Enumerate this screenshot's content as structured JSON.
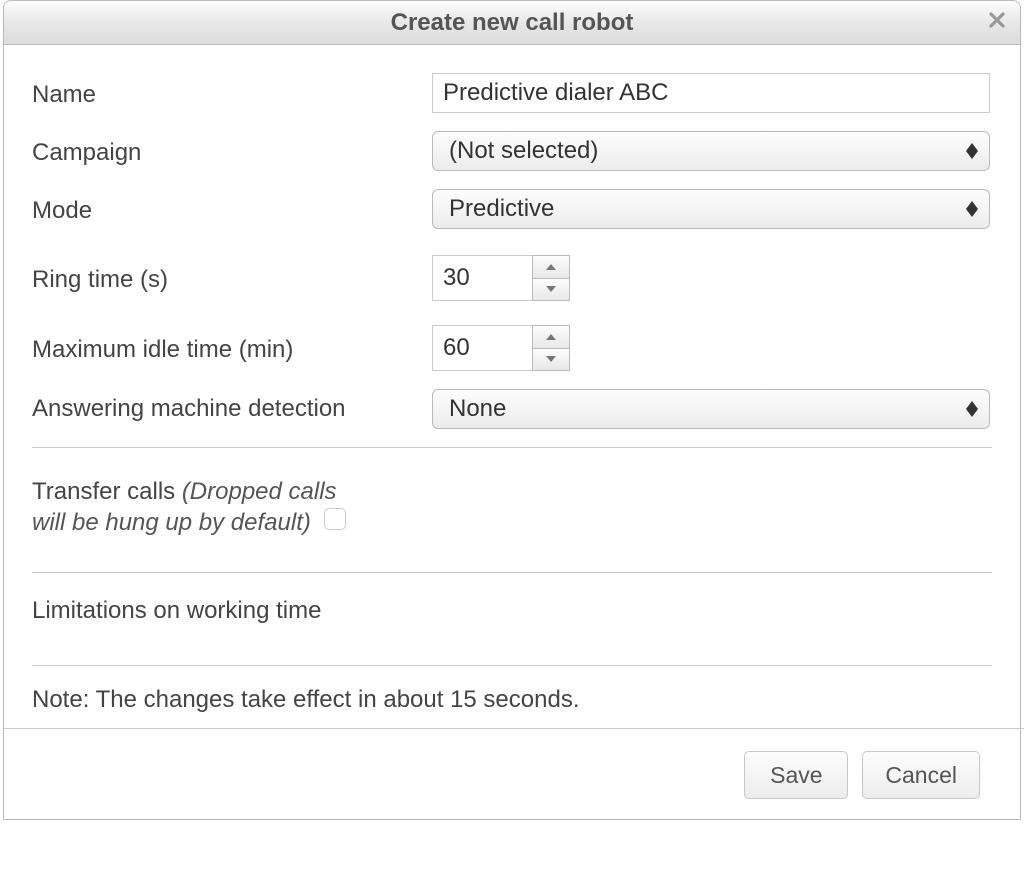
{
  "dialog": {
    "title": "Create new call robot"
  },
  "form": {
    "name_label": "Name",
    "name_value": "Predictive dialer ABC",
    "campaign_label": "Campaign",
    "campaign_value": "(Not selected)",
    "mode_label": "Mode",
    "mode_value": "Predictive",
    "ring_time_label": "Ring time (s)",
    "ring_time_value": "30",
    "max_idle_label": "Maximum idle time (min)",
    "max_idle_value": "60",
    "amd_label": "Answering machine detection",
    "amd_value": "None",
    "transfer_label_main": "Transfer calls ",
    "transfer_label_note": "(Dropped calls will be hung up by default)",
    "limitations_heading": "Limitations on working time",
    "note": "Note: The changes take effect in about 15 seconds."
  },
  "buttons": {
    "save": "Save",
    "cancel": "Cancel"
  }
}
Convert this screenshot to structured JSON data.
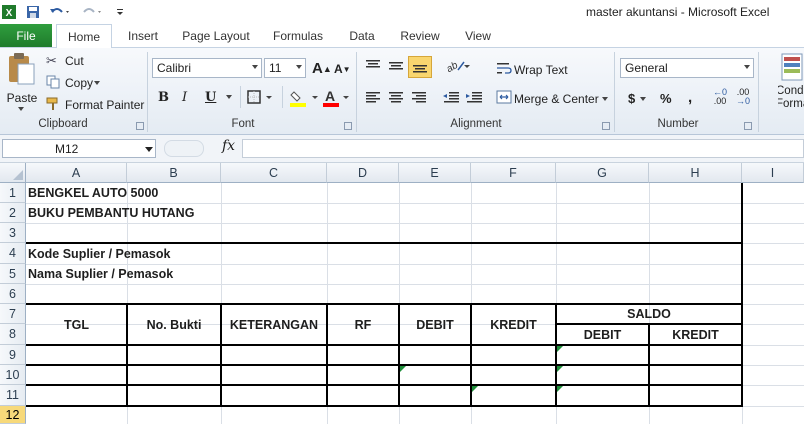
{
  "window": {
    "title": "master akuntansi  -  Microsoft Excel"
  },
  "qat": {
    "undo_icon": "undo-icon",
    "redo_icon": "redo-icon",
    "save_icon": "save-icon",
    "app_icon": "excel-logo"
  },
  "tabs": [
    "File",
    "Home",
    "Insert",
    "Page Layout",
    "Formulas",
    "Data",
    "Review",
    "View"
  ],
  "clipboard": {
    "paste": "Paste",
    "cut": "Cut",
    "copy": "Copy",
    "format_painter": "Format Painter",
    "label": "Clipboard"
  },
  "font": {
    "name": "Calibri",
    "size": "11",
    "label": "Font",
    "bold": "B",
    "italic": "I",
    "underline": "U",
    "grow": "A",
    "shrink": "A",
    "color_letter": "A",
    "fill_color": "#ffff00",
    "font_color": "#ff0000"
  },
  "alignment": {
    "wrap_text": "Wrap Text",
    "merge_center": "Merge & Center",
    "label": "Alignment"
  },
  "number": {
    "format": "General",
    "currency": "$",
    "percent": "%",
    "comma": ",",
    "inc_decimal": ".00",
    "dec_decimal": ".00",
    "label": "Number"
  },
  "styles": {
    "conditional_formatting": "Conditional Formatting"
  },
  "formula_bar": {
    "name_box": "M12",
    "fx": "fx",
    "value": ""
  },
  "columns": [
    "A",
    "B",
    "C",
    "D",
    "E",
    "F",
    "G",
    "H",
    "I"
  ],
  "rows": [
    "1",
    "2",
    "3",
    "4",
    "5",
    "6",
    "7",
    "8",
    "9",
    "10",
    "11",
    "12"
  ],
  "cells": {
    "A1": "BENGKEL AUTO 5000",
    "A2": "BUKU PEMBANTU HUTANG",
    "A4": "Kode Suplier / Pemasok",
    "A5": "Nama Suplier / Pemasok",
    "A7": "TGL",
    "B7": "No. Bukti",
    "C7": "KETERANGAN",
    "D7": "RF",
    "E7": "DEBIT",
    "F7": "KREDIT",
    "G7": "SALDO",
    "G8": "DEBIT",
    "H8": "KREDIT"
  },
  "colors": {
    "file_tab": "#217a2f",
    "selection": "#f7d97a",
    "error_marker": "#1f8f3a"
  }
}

+++++

#### Given task
Tell how many lines of the material above hold "calls", answering with a bare number.

#### Response
2